* BEGIN Working data *

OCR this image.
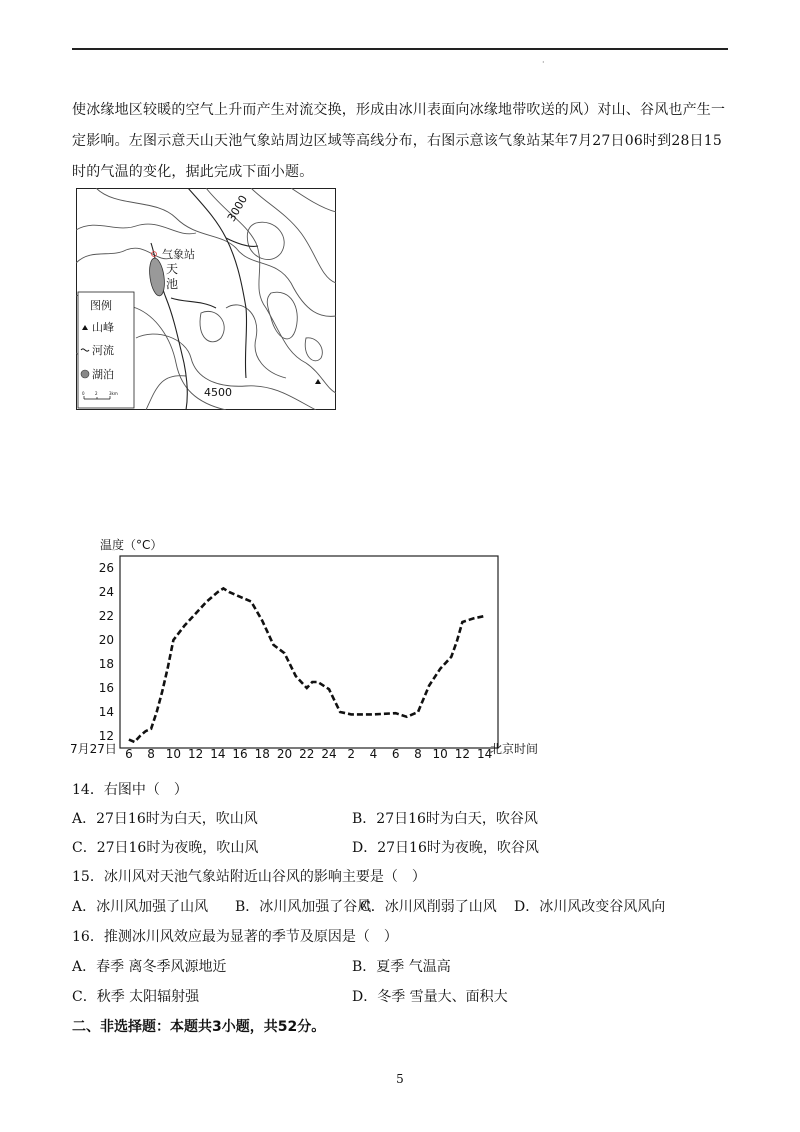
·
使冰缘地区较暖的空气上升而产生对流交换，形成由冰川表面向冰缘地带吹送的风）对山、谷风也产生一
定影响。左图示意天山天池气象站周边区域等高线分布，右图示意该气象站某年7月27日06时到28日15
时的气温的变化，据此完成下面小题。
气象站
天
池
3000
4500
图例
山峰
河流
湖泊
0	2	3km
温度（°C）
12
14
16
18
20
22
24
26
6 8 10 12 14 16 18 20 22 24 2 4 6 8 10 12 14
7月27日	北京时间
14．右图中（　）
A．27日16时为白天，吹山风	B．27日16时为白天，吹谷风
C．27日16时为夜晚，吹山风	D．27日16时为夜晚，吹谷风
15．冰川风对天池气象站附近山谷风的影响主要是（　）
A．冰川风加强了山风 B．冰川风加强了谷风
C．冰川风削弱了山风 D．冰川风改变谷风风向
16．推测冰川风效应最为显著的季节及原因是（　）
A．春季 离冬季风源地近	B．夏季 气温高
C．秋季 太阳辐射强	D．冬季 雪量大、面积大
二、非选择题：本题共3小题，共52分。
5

* END Working data *
* BEGIN Working data *

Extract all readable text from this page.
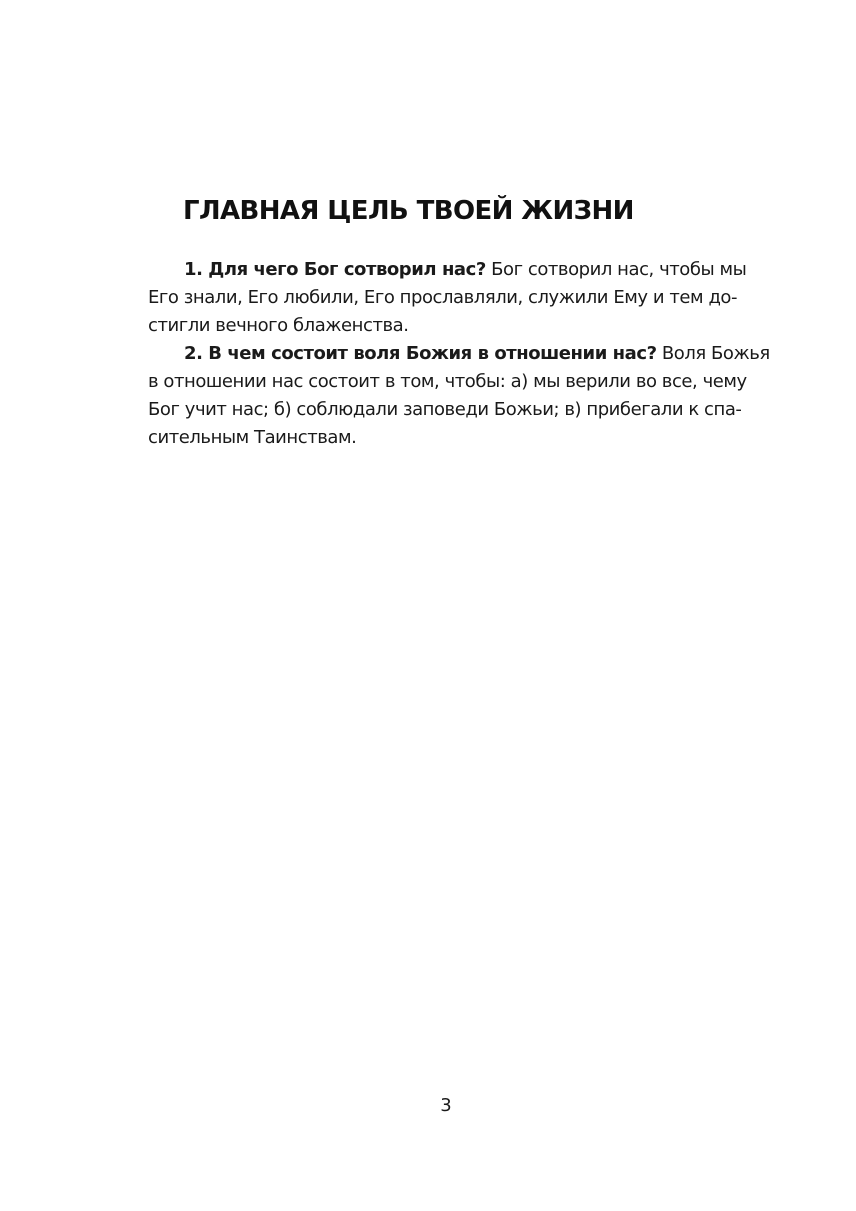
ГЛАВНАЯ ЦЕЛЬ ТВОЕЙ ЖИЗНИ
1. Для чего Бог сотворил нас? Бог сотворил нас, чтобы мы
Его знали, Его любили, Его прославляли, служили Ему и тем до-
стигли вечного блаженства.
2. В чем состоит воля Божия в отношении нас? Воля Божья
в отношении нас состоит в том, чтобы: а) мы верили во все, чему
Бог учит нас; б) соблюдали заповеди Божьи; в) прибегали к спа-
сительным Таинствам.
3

* END Working data *

• **Problem to work on**
Copy out every line of the material above that mentions the word "чтобы".

• **Solution to the problem**
1. Для чего Бог сотворил нас? Бог сотворил нас, чтобы мы
в отношении нас состоит в том, чтобы: а) мы верили во все, чему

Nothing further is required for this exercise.